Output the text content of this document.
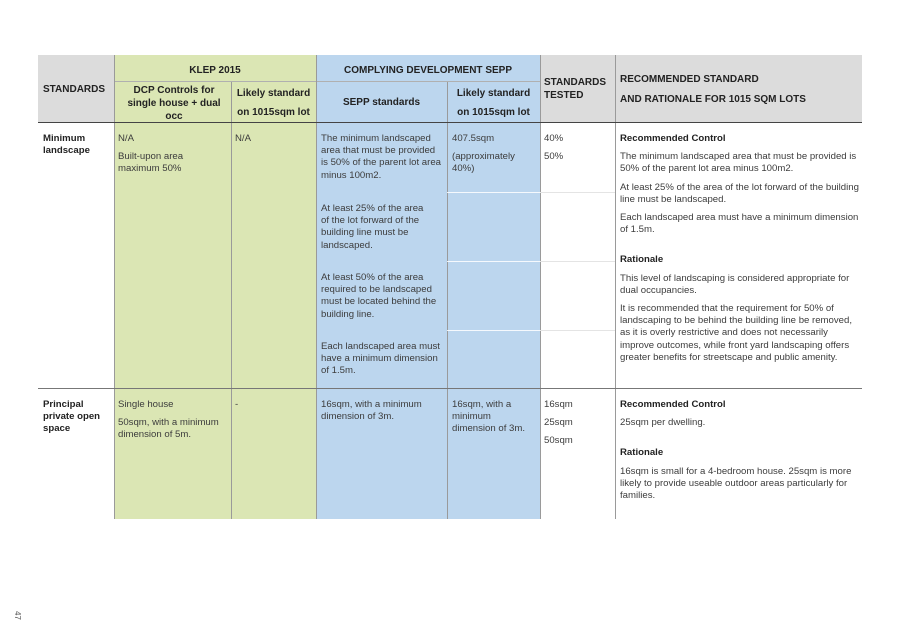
STANDARDS
KLEP 2015
DCP Controls for single house + dual occ
Likely standard
on 1015sqm lot
COMPLYING DEVELOPMENT SEPP
SEPP standards
Likely standard
on 1015sqm lot
STANDARDS TESTED
RECOMMENDED STANDARD
AND RATIONALE FOR 1015 SQM LOTS
Minimum landscape

N/A

Built-upon area maximum 50%

N/A	The minimum landscaped area that must be provided is 50% of the parent lot area minus 100m2.
At least 25% of the area of the lot forward of the building line must be landscaped.
At least 50% of the area required to be landscaped must be located behind the building line.
Each landscaped area must have a minimum dimension of 1.5m.

407.5sqm

(approximately 40%)

40%

50%

Recommended Control

The minimum landscaped area that must be provided is 50% of the parent lot area minus 100m2.

At least 25% of the area of the lot forward of the building line must be landscaped.

Each landscaped area must have a minimum dimension of 1.5m.

Rationale

This level of landscaping is considered appropriate for dual occupancies.

It is recommended that the requirement for 50% of landscaping to be behind the building line be removed, as it is overly restrictive and does not necessarily improve outcomes, while front yard landscaping offers greater benefits for streetscape and public amenity.

Principal private open space

Single house

50sqm, with a minimum dimension of 5m.

-	16sqm, with a minimum dimension of 3m.
16sqm, with a minimum dimension of 3m.

16sqm

25sqm

50sqm

Recommended Control

25sqm per dwelling.

Rationale

16sqm is small for a 4-bedroom house. 25sqm is more likely to provide useable outdoor areas particularly for families.

47
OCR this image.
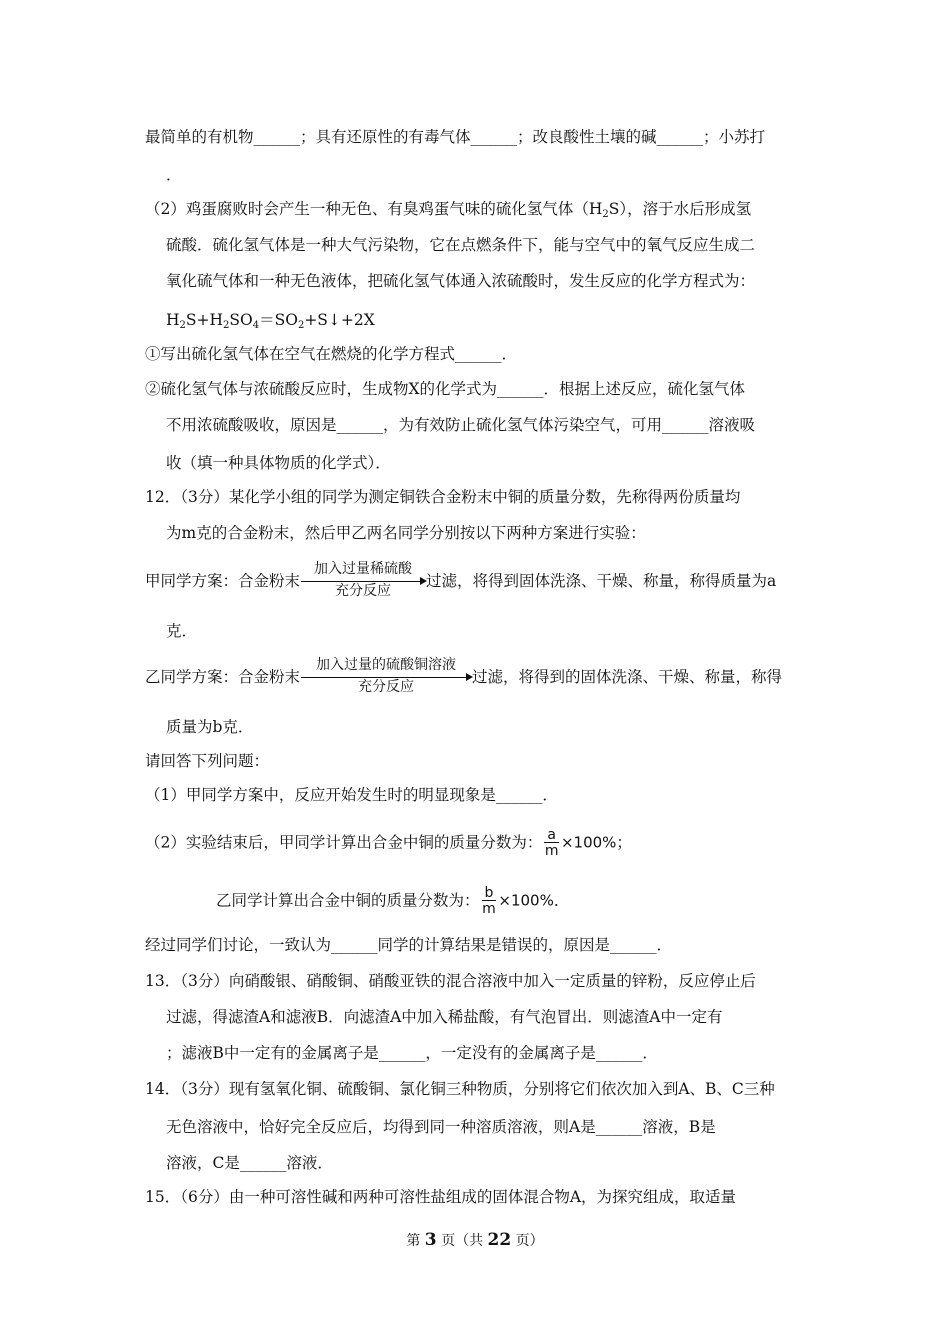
最简单的有机物______；具有还原性的有毒气体______；改良酸性土壤的碱______；小苏打
．
（2）鸡蛋腐败时会产生一种无色、有臭鸡蛋气味的硫化氢气体$(H_2S)$，溶于水后形成氢
硫酸．硫化氢气体是一种大气污染物，它在点燃条件下，能与空气中的氧气反应生成二
氧化硫气体和一种无色液体，把硫化氢气体通入浓硫酸时，发生反应的化学方程式为：
$H_2S+H_2SO_4=SO_2+S↓+2X$
①写出硫化氢气体在空气在燃烧的化学方程式______．
②硫化氢气体与浓硫酸反应时，生成物X的化学式为______．根据上述反应，硫化氢气体
不用浓硫酸吸收，原因是______，为有效防止硫化氢气体污染空气，可用______溶液吸
收（填一种具体物质的化学式）．
12．（3分）某化学小组的同学为测定铜铁合金粉末中铜的质量分数，先称得两份质量均
为m克的合金粉末，然后甲乙两名同学分别按以下两种方案进行实验：
甲同学方案：合金粉末
加入过量稀硫酸
充分反应
过滤，将得到固体洗涤、干燥、称量，称得质量为a
克．
乙同学方案：合金粉末
加入过量的硫酸铜溶液
充分反应
过滤，将得到的固体洗涤、干燥、称量，称得
质量为b克．
请回答下列问题：
（1）甲同学方案中，反应开始发生时的明显现象是______．
（2）实验结束后，甲同学计算出合金中铜的质量分数为： $\frac{a}{m} \times 100\%$；
乙同学计算出合金中铜的质量分数为： $\frac{b}{m} \times 100\%$．
经过同学们讨论，一致认为______同学的计算结果是错误的，原因是______．
13．（3分）向硝酸银、硝酸铜、硝酸亚铁的混合溶液中加入一定质量的锌粉，反应停止后
过滤，得滤渣A和滤液B．向滤渣A中加入稀盐酸，有气泡冒出．则滤渣A中一定有
；滤液B中一定有的金属离子是______，一定没有的金属离子是______．
14．（3分）现有氢氧化铜、硫酸铜、氯化铜三种物质，分别将它们依次加入到A、B、C三种
无色溶液中，恰好完全反应后，均得到同一种溶质溶液，则A是______溶液，B是
溶液，C是______溶液．
15．（6分）由一种可溶性碱和两种可溶性盐组成的固体混合物A，为探究组成，取适量
第 3 页（共 22 页）
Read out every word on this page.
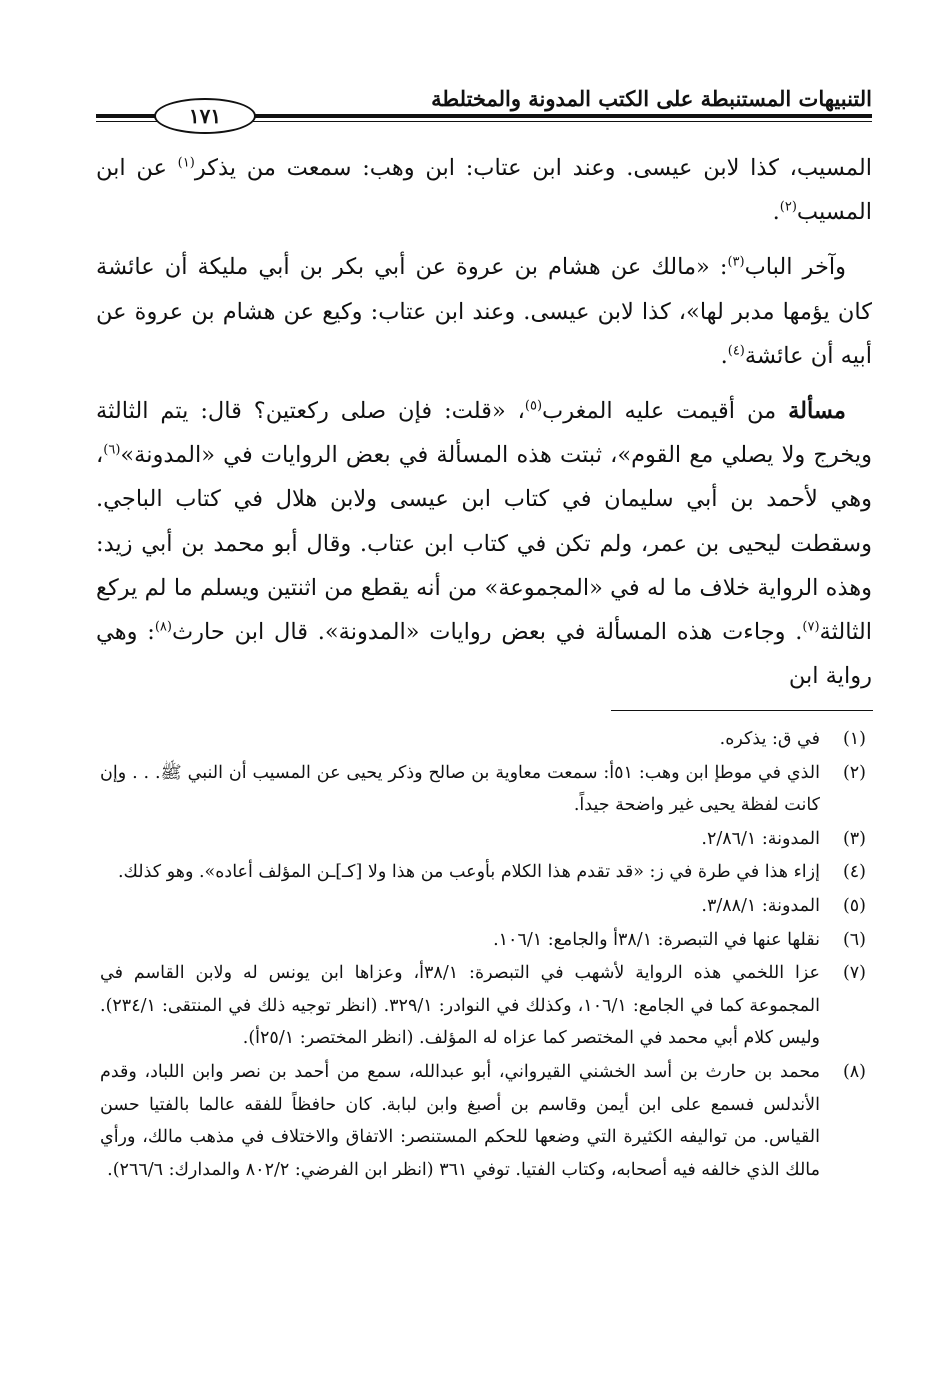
التنبيهات المستنبطة على الكتب المدونة والمختلطة
١٧١

المسيب، كذا لابن عيسى. وعند ابن عتاب: ابن وهب: سمعت من يذكر$^{(١)}$ عن ابن المسيب$^{(٢)}$.

وآخر الباب$^{(٣)}$: «مالك عن هشام بن عروة عن أبي بكر بن أبي مليكة أن عائشة كان يؤمها مدبر لها»، كذا لابن عيسى. وعند ابن عتاب: وكيع عن هشام بن عروة عن أبيه أن عائشة$^{(٤)}$.

مسألة من أقيمت عليه المغرب$^{(٥)}$، «قلت: فإن صلى ركعتين؟ قال: يتم الثالثة ويخرج ولا يصلي مع القوم»، ثبتت هذه المسألة في بعض الروايات في «المدونة»$^{(٦)}$، وهي لأحمد بن أبي سليمان في كتاب ابن عيسى ولابن هلال في كتاب الباجي. وسقطت ليحيى بن عمر، ولم تكن في كتاب ابن عتاب. وقال أبو محمد بن أبي زيد: وهذه الرواية خلاف ما له في «المجموعة» من أنه يقطع من اثنتين ويسلم ما لم يركع الثالثة$^{(٧)}$. وجاءت هذه المسألة في بعض روايات «المدونة». قال ابن حارث$^{(٨)}$: وهي رواية ابن

(١)
في ق: يذكره.
(٢)
الذي في موطإ ابن وهب: ٥١أ: سمعت معاوية بن صالح وذكر يحيى عن المسيب أن النبي ﷺ. . . وإن كانت لفظة يحيى غير واضحة جيداً.
(٣)
المدونة: ٢/٨٦/١.
(٤)
إزاء هذا في طرة في ز: «قد تقدم هذا الكلام بأوعب من هذا ولا [كـ]ـن المؤلف أعاده». وهو كذلك.
(٥)
المدونة: ٣/٨٨/١.
(٦)
نقلها عنها في التبصرة: ٣٨/١أ والجامع: ١٠٦/١.
(٧)
عزا اللخمي هذه الرواية لأشهب في التبصرة: ٣٨/١أ، وعزاها ابن يونس له ولابن القاسم في المجموعة كما في الجامع: ١٠٦/١، وكذلك في النوادر: ٣٢٩/١. (انظر توجيه ذلك في المنتقى: ٢٣٤/١). وليس كلام أبي محمد في المختصر كما عزاه له المؤلف. (انظر المختصر: ٢٥/١أ).
(٨)
محمد بن حارث بن أسد الخشني القيرواني، أبو عبدالله، سمع من أحمد بن نصر وابن اللباد، وقدم الأندلس فسمع على ابن أيمن وقاسم بن أصبغ وابن لبابة. كان حافظاً للفقه عالما بالفتيا حسن القياس. من تواليفه الكثيرة التي وضعها للحكم المستنصر: الاتفاق والاختلاف في مذهب مالك، ورأي مالك الذي خالفه فيه أصحابه، وكتاب الفتيا. توفي ٣٦١ (انظر ابن الفرضي: ٨٠٢/٢ والمدارك: ٢٦٦/٦).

▶ **What to produce**: Show every line of the records above that contains the word "times".

▶ **The output**:
（2）实验结束后，甲同学计算出合金中铜的质量分数为： $\frac{a}{m} \times 100\%$；
乙同学计算出合金中铜的质量分数为： $\frac{b}{m} \times 100\%$．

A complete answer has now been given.